RECORDS FOR THIS EXERCISE.

-- BEGIN --

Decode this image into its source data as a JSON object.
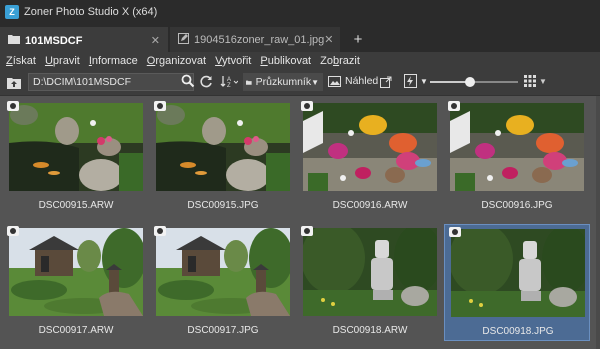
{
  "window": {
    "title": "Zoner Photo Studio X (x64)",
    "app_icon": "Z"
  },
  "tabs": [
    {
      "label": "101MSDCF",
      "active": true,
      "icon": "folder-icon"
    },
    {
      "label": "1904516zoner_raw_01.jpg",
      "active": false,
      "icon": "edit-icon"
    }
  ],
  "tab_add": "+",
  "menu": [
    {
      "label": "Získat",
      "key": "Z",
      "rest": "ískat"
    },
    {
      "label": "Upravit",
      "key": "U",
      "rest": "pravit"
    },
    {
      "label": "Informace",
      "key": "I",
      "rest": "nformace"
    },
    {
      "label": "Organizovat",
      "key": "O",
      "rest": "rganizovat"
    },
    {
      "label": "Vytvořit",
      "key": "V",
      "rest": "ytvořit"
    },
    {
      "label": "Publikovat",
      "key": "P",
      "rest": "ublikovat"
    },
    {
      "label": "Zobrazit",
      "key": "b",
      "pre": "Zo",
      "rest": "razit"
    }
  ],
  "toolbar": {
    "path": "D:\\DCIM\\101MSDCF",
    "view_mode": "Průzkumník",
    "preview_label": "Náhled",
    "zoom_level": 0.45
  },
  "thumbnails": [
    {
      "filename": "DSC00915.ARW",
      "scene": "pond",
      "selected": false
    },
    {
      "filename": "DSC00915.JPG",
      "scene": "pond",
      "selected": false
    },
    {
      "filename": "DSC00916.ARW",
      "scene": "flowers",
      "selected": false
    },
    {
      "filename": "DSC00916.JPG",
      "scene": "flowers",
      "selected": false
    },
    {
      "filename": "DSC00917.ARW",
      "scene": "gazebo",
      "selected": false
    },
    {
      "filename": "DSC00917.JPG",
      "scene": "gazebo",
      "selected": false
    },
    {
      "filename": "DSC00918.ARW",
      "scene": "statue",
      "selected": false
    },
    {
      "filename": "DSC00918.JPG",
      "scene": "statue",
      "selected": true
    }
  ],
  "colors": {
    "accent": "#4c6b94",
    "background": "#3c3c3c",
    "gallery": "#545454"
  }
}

-- END --

GIVEN INSTRUCTION.
Reproduce the material above verbatim; omit every picture.

ANSWER FOR THIS EXERCISE.
Decode this image into its source data as a JSON object.
{
  "window": {
    "title": "Zoner Photo Studio X (x64)",
    "app_icon": "Z"
  },
  "tabs": [
    {
      "label": "101MSDCF",
      "active": true,
      "icon": "folder-icon"
    },
    {
      "label": "1904516zoner_raw_01.jpg",
      "active": false,
      "icon": "edit-icon"
    }
  ],
  "tab_add": "+",
  "menu": [
    {
      "label": "Získat",
      "key": "Z",
      "rest": "ískat"
    },
    {
      "label": "Upravit",
      "key": "U",
      "rest": "pravit"
    },
    {
      "label": "Informace",
      "key": "I",
      "rest": "nformace"
    },
    {
      "label": "Organizovat",
      "key": "O",
      "rest": "rganizovat"
    },
    {
      "label": "Vytvořit",
      "key": "V",
      "rest": "ytvořit"
    },
    {
      "label": "Publikovat",
      "key": "P",
      "rest": "ublikovat"
    },
    {
      "label": "Zobrazit",
      "key": "b",
      "pre": "Zo",
      "rest": "razit"
    }
  ],
  "toolbar": {
    "path": "D:\\DCIM\\101MSDCF",
    "view_mode": "Průzkumník",
    "preview_label": "Náhled",
    "zoom_level": 0.45
  },
  "thumbnails": [
    {
      "filename": "DSC00915.ARW",
      "scene": "pond",
      "selected": false
    },
    {
      "filename": "DSC00915.JPG",
      "scene": "pond",
      "selected": false
    },
    {
      "filename": "DSC00916.ARW",
      "scene": "flowers",
      "selected": false
    },
    {
      "filename": "DSC00916.JPG",
      "scene": "flowers",
      "selected": false
    },
    {
      "filename": "DSC00917.ARW",
      "scene": "gazebo",
      "selected": false
    },
    {
      "filename": "DSC00917.JPG",
      "scene": "gazebo",
      "selected": false
    },
    {
      "filename": "DSC00918.ARW",
      "scene": "statue",
      "selected": false
    },
    {
      "filename": "DSC00918.JPG",
      "scene": "statue",
      "selected": true
    }
  ],
  "colors": {
    "accent": "#4c6b94",
    "background": "#3c3c3c",
    "gallery": "#545454"
  }
}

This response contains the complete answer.